EXERCISE GOAL: Leave the pictures aside and write out exactly every line from the one containing "What's the underlying" through the last line.

Stored data:
+-------+

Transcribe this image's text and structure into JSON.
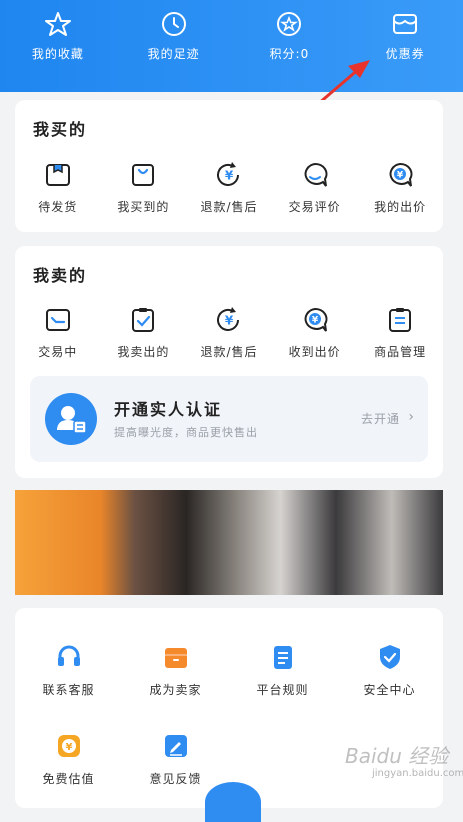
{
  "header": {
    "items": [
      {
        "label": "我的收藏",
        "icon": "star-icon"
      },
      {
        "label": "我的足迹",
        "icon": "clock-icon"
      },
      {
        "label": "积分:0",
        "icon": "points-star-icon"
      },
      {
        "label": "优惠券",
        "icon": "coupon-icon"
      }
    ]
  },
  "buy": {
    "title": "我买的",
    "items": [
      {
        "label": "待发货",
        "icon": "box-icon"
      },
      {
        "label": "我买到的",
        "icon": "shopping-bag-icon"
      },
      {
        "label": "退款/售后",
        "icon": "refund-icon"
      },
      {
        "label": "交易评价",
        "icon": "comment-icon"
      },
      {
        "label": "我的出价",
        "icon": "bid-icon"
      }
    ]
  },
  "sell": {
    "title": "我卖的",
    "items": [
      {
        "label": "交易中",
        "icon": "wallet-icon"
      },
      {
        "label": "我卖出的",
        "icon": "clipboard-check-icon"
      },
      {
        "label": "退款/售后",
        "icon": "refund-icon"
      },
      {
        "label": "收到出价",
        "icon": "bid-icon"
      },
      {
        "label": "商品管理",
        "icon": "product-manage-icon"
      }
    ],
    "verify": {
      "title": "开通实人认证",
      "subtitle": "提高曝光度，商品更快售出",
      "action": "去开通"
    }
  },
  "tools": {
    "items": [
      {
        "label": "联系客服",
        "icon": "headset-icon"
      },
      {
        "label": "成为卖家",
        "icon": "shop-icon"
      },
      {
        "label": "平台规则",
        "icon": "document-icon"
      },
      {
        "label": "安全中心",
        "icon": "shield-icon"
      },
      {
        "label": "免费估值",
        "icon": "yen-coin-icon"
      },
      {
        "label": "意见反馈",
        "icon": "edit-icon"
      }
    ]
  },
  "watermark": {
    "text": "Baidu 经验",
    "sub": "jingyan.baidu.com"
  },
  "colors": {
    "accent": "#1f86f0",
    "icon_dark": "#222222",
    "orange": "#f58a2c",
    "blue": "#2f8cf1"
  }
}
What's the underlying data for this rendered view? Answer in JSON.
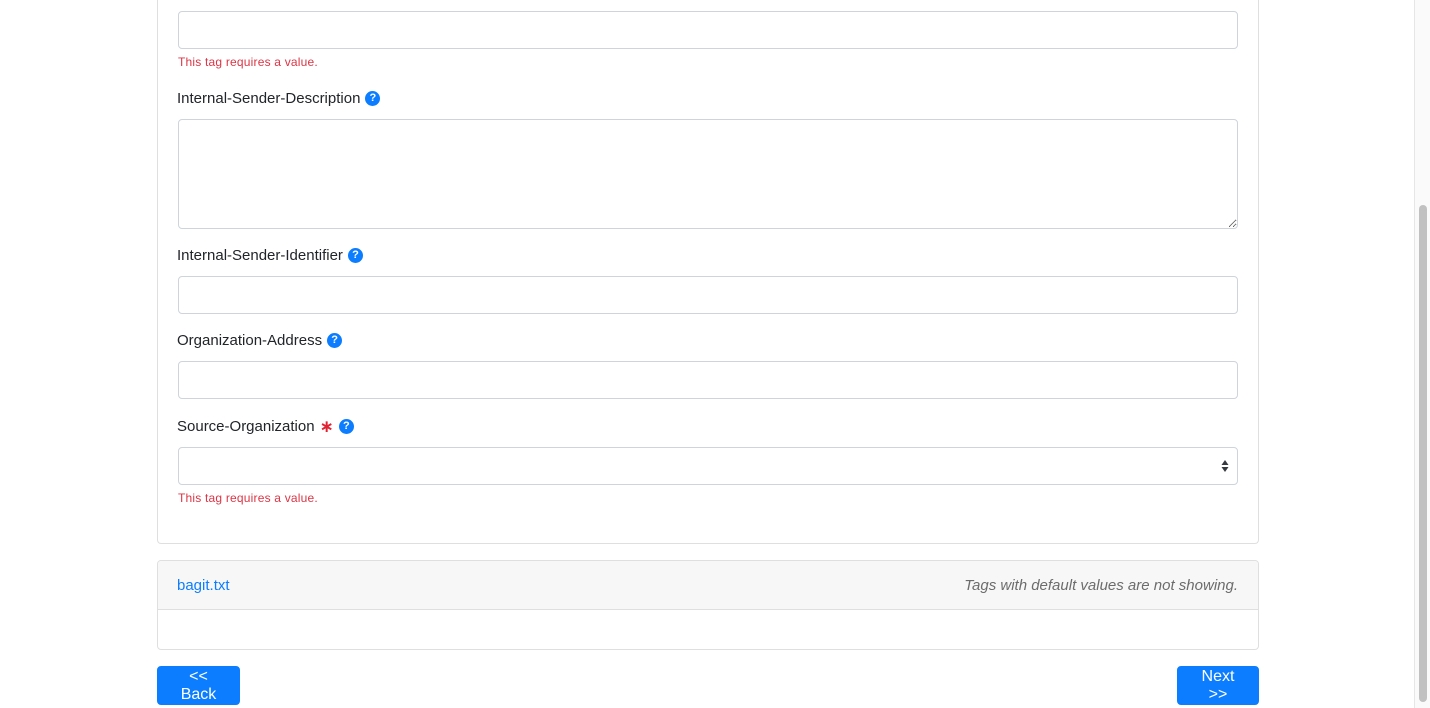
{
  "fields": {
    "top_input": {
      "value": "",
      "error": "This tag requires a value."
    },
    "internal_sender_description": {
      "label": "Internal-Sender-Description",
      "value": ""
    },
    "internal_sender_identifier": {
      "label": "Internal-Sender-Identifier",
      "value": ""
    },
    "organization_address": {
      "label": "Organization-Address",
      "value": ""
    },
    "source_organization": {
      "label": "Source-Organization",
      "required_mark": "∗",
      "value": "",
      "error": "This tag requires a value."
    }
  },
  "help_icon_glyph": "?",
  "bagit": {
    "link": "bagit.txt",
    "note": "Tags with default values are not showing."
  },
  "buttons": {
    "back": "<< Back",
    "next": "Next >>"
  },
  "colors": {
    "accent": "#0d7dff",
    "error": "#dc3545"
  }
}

+-------+

ANSWER IN FULL:
What's the underlying data for this rendered view? Answer in JSON.
{
  "fields": {
    "top_input": {
      "value": "",
      "error": "This tag requires a value."
    },
    "internal_sender_description": {
      "label": "Internal-Sender-Description",
      "value": ""
    },
    "internal_sender_identifier": {
      "label": "Internal-Sender-Identifier",
      "value": ""
    },
    "organization_address": {
      "label": "Organization-Address",
      "value": ""
    },
    "source_organization": {
      "label": "Source-Organization",
      "required_mark": "∗",
      "value": "",
      "error": "This tag requires a value."
    }
  },
  "help_icon_glyph": "?",
  "bagit": {
    "link": "bagit.txt",
    "note": "Tags with default values are not showing."
  },
  "buttons": {
    "back": "<< Back",
    "next": "Next >>"
  },
  "colors": {
    "accent": "#0d7dff",
    "error": "#dc3545"
  }
}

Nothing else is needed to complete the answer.